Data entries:
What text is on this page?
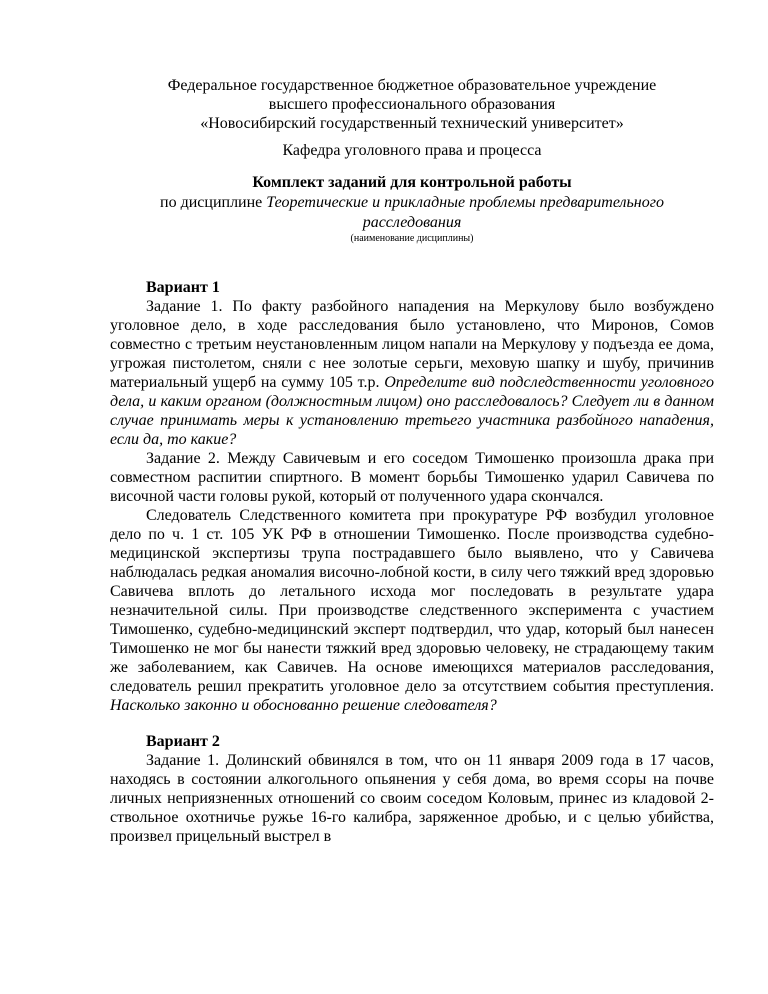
Федеральное государственное бюджетное образовательное учреждение
высшего профессионального образования
«Новосибирский государственный технический университет»
Кафедра уголовного права и процесса
Комплект заданий для контрольной работы
по дисциплине Теоретические и прикладные проблемы предварительного
расследования
(наименование дисциплины)
Вариант 1

Задание 1. По факту разбойного нападения на Меркулову было возбуждено уголовное дело, в ходе расследования было установлено, что Миронов, Сомов совместно с третьим неустановленным лицом напали на Меркулову у подъезда ее дома, угрожая пистолетом, сняли с нее золотые серьги, меховую шапку и шубу, причинив материальный ущерб на сумму 105 т.р. Определите вид подследственности уголовного дела, и каким органом (должностным лицом) оно расследовалось? Следует ли в данном случае принимать меры к установлению третьего участника разбойного нападения, если да, то какие?

Задание 2. Между Савичевым и его соседом Тимошенко произошла драка при совместном распитии спиртного. В момент борьбы Тимошенко ударил Савичева по височной части головы рукой, который от полученного удара скончался.

Следователь Следственного комитета при прокуратуре РФ возбудил уголовное дело по ч. 1 ст. 105 УК РФ в отношении Тимошенко. После производства судебно-медицинской экспертизы трупа пострадавшего было выявлено, что у Савичева наблюдалась редкая аномалия височно-лобной кости, в силу чего тяжкий вред здоровью Савичева вплоть до летального исхода мог последовать в результате удара незначительной силы. При производстве следственного эксперимента с участием Тимошенко, судебно-медицинский эксперт подтвердил, что удар, который был нанесен Тимошенко не мог бы нанести тяжкий вред здоровью человеку, не страдающему таким же заболеванием, как Савичев. На основе имеющихся материалов расследования, следователь решил прекратить уголовное дело за отсутствием события преступления. Насколько законно и обоснованно решение следователя?

Вариант 2

Задание 1. Долинский обвинялся в том, что он 11 января 2009 года в 17 часов, находясь в состоянии алкогольного опьянения у себя дома, во время ссоры на почве личных неприязненных отношений со своим соседом Коловым, принес из кладовой 2-ствольное охотничье ружье 16-го калибра, заряженное дробью, и с целью убийства, произвел прицельный выстрел в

## Set problem
From the listing above, find the number of lines with the word "дома" in them. Answer with the number only.

## Complete output
2